### Goal of the exercise
Every line that includes the word "name" is to be listed.

### Records excerpted from a collection
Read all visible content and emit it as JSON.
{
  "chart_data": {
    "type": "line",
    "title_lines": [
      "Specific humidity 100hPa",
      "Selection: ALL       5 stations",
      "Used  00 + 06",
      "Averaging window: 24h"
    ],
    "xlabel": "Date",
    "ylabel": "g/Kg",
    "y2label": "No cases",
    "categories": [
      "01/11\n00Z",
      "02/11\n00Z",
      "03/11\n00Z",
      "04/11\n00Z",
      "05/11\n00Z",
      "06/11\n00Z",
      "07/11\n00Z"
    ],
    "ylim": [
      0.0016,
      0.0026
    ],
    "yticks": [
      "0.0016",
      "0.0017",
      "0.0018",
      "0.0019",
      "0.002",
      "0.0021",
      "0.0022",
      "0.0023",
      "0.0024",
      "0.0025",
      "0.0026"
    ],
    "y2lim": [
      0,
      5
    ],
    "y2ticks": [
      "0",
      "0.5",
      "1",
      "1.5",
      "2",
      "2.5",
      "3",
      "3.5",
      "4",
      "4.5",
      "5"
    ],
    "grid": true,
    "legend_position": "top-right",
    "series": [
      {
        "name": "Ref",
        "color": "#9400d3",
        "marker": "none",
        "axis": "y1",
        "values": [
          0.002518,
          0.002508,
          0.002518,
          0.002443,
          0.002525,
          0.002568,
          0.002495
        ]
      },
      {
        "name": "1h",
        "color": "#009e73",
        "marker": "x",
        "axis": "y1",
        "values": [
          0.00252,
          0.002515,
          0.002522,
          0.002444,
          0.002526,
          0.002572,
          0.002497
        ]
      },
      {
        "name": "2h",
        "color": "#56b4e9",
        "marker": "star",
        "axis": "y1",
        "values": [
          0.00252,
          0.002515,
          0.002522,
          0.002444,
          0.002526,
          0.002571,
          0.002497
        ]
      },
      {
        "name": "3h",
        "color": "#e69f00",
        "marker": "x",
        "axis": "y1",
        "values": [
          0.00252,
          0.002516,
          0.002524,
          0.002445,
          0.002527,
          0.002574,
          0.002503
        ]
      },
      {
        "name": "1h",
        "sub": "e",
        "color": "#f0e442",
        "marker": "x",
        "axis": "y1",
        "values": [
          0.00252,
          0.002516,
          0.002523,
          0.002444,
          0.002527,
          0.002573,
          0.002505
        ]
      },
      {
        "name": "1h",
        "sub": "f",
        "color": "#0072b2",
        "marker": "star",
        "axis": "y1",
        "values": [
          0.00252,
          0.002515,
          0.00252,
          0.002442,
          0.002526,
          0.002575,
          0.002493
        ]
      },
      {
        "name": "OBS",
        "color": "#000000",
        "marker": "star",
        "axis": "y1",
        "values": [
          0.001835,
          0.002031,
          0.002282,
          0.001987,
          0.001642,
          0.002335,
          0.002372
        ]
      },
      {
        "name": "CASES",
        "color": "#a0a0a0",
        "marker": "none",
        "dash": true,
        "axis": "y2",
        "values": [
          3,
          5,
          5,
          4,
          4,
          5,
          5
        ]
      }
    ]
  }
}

### Correct response
        "name": "Ref",
        "name": "1h",
        "name": "2h",
        "name": "3h",
        "name": "1h",
        "name": "1h",
        "name": "OBS",
        "name": "CASES",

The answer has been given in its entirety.